## [Raw data]

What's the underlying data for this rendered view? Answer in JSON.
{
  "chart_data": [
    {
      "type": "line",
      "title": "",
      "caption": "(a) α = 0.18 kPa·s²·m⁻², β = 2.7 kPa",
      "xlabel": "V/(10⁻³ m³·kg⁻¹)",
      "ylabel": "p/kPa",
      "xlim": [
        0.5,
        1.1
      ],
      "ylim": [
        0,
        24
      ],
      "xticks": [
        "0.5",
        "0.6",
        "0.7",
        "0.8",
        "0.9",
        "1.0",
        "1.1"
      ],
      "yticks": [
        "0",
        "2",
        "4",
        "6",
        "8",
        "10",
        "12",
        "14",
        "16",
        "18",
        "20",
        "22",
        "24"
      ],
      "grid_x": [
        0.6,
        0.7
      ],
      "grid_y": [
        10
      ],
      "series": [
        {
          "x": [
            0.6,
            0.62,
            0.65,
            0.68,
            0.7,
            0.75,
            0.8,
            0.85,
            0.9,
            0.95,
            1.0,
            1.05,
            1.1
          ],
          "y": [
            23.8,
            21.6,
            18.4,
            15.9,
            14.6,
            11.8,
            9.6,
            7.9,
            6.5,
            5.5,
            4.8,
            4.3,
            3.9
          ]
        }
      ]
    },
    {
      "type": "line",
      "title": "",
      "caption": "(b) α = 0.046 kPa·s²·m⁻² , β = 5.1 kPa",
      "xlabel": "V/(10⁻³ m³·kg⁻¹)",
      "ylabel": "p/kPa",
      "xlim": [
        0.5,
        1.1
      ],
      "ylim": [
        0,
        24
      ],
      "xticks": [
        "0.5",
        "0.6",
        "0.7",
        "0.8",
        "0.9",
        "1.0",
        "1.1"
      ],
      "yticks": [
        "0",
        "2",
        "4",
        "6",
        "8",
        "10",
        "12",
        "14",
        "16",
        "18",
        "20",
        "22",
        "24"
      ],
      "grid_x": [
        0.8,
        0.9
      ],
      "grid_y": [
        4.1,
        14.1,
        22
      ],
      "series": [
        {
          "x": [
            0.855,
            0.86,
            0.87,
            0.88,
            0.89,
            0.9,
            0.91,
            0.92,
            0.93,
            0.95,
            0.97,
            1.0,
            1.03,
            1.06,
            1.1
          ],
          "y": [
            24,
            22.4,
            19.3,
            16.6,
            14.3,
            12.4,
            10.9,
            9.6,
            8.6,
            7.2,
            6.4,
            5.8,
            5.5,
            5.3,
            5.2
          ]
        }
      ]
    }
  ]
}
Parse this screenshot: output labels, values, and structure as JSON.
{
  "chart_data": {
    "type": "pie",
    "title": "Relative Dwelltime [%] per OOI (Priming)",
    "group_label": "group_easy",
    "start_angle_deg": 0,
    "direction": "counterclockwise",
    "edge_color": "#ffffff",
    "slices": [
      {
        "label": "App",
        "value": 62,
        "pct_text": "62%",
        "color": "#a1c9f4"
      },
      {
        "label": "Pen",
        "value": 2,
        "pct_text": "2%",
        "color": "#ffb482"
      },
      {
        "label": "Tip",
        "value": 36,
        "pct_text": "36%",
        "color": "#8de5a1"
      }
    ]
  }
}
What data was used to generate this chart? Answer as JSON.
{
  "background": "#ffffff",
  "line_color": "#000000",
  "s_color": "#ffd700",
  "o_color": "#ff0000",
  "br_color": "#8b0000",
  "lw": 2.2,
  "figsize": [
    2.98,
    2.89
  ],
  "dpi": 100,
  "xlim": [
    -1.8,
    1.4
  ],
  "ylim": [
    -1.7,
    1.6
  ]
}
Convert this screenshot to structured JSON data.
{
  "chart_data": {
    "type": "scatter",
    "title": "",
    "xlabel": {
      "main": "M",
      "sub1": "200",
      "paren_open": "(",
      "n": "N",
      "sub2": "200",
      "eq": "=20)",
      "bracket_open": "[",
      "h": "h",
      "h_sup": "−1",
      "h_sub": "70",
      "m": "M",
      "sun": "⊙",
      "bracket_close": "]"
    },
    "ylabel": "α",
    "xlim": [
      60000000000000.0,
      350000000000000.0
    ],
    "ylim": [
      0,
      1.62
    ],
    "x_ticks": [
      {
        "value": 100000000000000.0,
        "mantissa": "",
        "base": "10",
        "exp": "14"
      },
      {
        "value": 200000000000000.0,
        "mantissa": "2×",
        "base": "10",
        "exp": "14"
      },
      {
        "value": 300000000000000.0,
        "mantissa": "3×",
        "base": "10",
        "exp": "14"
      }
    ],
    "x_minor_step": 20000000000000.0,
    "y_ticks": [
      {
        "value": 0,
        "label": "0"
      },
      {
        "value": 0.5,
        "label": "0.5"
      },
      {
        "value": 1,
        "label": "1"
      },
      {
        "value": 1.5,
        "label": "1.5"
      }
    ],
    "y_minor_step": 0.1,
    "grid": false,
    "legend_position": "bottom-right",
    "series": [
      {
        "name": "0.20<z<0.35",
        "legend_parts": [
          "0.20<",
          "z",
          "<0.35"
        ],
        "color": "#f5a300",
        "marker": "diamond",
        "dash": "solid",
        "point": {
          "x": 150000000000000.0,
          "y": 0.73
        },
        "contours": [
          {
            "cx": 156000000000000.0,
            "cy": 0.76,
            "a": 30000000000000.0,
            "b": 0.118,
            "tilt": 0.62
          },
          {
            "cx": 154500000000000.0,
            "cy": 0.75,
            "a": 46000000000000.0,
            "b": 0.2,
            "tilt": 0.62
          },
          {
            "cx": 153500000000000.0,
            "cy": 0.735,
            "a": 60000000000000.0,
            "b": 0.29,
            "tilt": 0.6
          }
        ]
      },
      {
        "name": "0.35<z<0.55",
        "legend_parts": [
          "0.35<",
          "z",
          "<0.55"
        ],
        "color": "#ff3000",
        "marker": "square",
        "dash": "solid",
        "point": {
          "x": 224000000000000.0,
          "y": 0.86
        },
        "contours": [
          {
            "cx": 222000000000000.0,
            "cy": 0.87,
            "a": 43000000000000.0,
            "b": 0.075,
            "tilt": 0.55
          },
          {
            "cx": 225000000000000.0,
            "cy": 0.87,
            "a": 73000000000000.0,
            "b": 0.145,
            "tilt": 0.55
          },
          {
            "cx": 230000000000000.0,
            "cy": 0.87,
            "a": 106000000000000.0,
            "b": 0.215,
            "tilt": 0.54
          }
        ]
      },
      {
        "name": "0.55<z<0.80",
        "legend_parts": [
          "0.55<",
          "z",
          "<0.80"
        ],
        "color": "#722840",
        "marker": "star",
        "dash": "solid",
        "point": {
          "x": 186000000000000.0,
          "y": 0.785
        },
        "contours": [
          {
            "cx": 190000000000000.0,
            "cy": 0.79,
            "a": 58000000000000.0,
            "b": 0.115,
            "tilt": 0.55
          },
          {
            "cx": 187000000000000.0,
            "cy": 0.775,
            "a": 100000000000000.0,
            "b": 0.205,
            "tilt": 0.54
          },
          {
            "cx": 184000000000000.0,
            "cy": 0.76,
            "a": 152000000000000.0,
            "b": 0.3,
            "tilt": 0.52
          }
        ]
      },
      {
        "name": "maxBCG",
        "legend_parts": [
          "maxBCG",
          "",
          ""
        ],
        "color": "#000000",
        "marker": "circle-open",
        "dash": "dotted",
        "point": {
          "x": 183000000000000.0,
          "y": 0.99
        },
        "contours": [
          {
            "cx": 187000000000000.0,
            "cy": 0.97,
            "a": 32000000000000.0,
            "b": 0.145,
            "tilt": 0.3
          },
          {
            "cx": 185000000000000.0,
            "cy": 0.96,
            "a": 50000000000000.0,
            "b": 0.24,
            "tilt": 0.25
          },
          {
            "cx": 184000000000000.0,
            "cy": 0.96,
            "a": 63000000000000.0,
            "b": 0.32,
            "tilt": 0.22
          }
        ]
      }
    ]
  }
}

## [Given instruction]
Repeat all of the records above exactly as written.

## [Task output]
What's the underlying data for this rendered view? Answer in JSON.
{
  "chart_data": [
    {
      "type": "line",
      "title": "",
      "caption": "(a) α = 0.18 kPa·s²·m⁻², β = 2.7 kPa",
      "xlabel": "V/(10⁻³ m³·kg⁻¹)",
      "ylabel": "p/kPa",
      "xlim": [
        0.5,
        1.1
      ],
      "ylim": [
        0,
        24
      ],
      "xticks": [
        "0.5",
        "0.6",
        "0.7",
        "0.8",
        "0.9",
        "1.0",
        "1.1"
      ],
      "yticks": [
        "0",
        "2",
        "4",
        "6",
        "8",
        "10",
        "12",
        "14",
        "16",
        "18",
        "20",
        "22",
        "24"
      ],
      "grid_x": [
        0.6,
        0.7
      ],
      "grid_y": [
        10
      ],
      "series": [
        {
          "x": [
            0.6,
            0.62,
            0.65,
            0.68,
            0.7,
            0.75,
            0.8,
            0.85,
            0.9,
            0.95,
            1.0,
            1.05,
            1.1
          ],
          "y": [
            23.8,
            21.6,
            18.4,
            15.9,
            14.6,
            11.8,
            9.6,
            7.9,
            6.5,
            5.5,
            4.8,
            4.3,
            3.9
          ]
        }
      ]
    },
    {
      "type": "line",
      "title": "",
      "caption": "(b) α = 0.046 kPa·s²·m⁻² , β = 5.1 kPa",
      "xlabel": "V/(10⁻³ m³·kg⁻¹)",
      "ylabel": "p/kPa",
      "xlim": [
        0.5,
        1.1
      ],
      "ylim": [
        0,
        24
      ],
      "xticks": [
        "0.5",
        "0.6",
        "0.7",
        "0.8",
        "0.9",
        "1.0",
        "1.1"
      ],
      "yticks": [
        "0",
        "2",
        "4",
        "6",
        "8",
        "10",
        "12",
        "14",
        "16",
        "18",
        "20",
        "22",
        "24"
      ],
      "grid_x": [
        0.8,
        0.9
      ],
      "grid_y": [
        4.1,
        14.1,
        22
      ],
      "series": [
        {
          "x": [
            0.855,
            0.86,
            0.87,
            0.88,
            0.89,
            0.9,
            0.91,
            0.92,
            0.93,
            0.95,
            0.97,
            1.0,
            1.03,
            1.06,
            1.1
          ],
          "y": [
            24,
            22.4,
            19.3,
            16.6,
            14.3,
            12.4,
            10.9,
            9.6,
            8.6,
            7.2,
            6.4,
            5.8,
            5.5,
            5.3,
            5.2
          ]
        }
      ]
    }
  ]
}
Parse this screenshot: output labels, values, and structure as JSON.
{
  "chart_data": {
    "type": "pie",
    "title": "Relative Dwelltime [%] per OOI (Priming)",
    "group_label": "group_easy",
    "start_angle_deg": 0,
    "direction": "counterclockwise",
    "edge_color": "#ffffff",
    "slices": [
      {
        "label": "App",
        "value": 62,
        "pct_text": "62%",
        "color": "#a1c9f4"
      },
      {
        "label": "Pen",
        "value": 2,
        "pct_text": "2%",
        "color": "#ffb482"
      },
      {
        "label": "Tip",
        "value": 36,
        "pct_text": "36%",
        "color": "#8de5a1"
      }
    ]
  }
}
What data was used to generate this chart? Answer as JSON.
{
  "background": "#ffffff",
  "line_color": "#000000",
  "s_color": "#ffd700",
  "o_color": "#ff0000",
  "br_color": "#8b0000",
  "lw": 2.2,
  "figsize": [
    2.98,
    2.89
  ],
  "dpi": 100,
  "xlim": [
    -1.8,
    1.4
  ],
  "ylim": [
    -1.7,
    1.6
  ]
}
Convert this screenshot to structured JSON data.
{
  "chart_data": {
    "type": "scatter",
    "title": "",
    "xlabel": {
      "main": "M",
      "sub1": "200",
      "paren_open": "(",
      "n": "N",
      "sub2": "200",
      "eq": "=20)",
      "bracket_open": "[",
      "h": "h",
      "h_sup": "−1",
      "h_sub": "70",
      "m": "M",
      "sun": "⊙",
      "bracket_close": "]"
    },
    "ylabel": "α",
    "xlim": [
      60000000000000.0,
      350000000000000.0
    ],
    "ylim": [
      0,
      1.62
    ],
    "x_ticks": [
      {
        "value": 100000000000000.0,
        "mantissa": "",
        "base": "10",
        "exp": "14"
      },
      {
        "value": 200000000000000.0,
        "mantissa": "2×",
        "base": "10",
        "exp": "14"
      },
      {
        "value": 300000000000000.0,
        "mantissa": "3×",
        "base": "10",
        "exp": "14"
      }
    ],
    "x_minor_step": 20000000000000.0,
    "y_ticks": [
      {
        "value": 0,
        "label": "0"
      },
      {
        "value": 0.5,
        "label": "0.5"
      },
      {
        "value": 1,
        "label": "1"
      },
      {
        "value": 1.5,
        "label": "1.5"
      }
    ],
    "y_minor_step": 0.1,
    "grid": false,
    "legend_position": "bottom-right",
    "series": [
      {
        "name": "0.20<z<0.35",
        "legend_parts": [
          "0.20<",
          "z",
          "<0.35"
        ],
        "color": "#f5a300",
        "marker": "diamond",
        "dash": "solid",
        "point": {
          "x": 150000000000000.0,
          "y": 0.73
        },
        "contours": [
          {
            "cx": 156000000000000.0,
            "cy": 0.76,
            "a": 30000000000000.0,
            "b": 0.118,
            "tilt": 0.62
          },
          {
            "cx": 154500000000000.0,
            "cy": 0.75,
            "a": 46000000000000.0,
            "b": 0.2,
            "tilt": 0.62
          },
          {
            "cx": 153500000000000.0,
            "cy": 0.735,
            "a": 60000000000000.0,
            "b": 0.29,
            "tilt": 0.6
          }
        ]
      },
      {
        "name": "0.35<z<0.55",
        "legend_parts": [
          "0.35<",
          "z",
          "<0.55"
        ],
        "color": "#ff3000",
        "marker": "square",
        "dash": "solid",
        "point": {
          "x": 224000000000000.0,
          "y": 0.86
        },
        "contours": [
          {
            "cx": 222000000000000.0,
            "cy": 0.87,
            "a": 43000000000000.0,
            "b": 0.075,
            "tilt": 0.55
          },
          {
            "cx": 225000000000000.0,
            "cy": 0.87,
            "a": 73000000000000.0,
            "b": 0.145,
            "tilt": 0.55
          },
          {
            "cx": 230000000000000.0,
            "cy": 0.87,
            "a": 106000000000000.0,
            "b": 0.215,
            "tilt": 0.54
          }
        ]
      },
      {
        "name": "0.55<z<0.80",
        "legend_parts": [
          "0.55<",
          "z",
          "<0.80"
        ],
        "color": "#722840",
        "marker": "star",
        "dash": "solid",
        "point": {
          "x": 186000000000000.0,
          "y": 0.785
        },
        "contours": [
          {
            "cx": 190000000000000.0,
            "cy": 0.79,
            "a": 58000000000000.0,
            "b": 0.115,
            "tilt": 0.55
          },
          {
            "cx": 187000000000000.0,
            "cy": 0.775,
            "a": 100000000000000.0,
            "b": 0.205,
            "tilt": 0.54
          },
          {
            "cx": 184000000000000.0,
            "cy": 0.76,
            "a": 152000000000000.0,
            "b": 0.3,
            "tilt": 0.52
          }
        ]
      },
      {
        "name": "maxBCG",
        "legend_parts": [
          "maxBCG",
          "",
          ""
        ],
        "color": "#000000",
        "marker": "circle-open",
        "dash": "dotted",
        "point": {
          "x": 183000000000000.0,
          "y": 0.99
        },
        "contours": [
          {
            "cx": 187000000000000.0,
            "cy": 0.97,
            "a": 32000000000000.0,
            "b": 0.145,
            "tilt": 0.3
          },
          {
            "cx": 185000000000000.0,
            "cy": 0.96,
            "a": 50000000000000.0,
            "b": 0.24,
            "tilt": 0.25
          },
          {
            "cx": 184000000000000.0,
            "cy": 0.96,
            "a": 63000000000000.0,
            "b": 0.32,
            "tilt": 0.22
          }
        ]
      }
    ]
  }
}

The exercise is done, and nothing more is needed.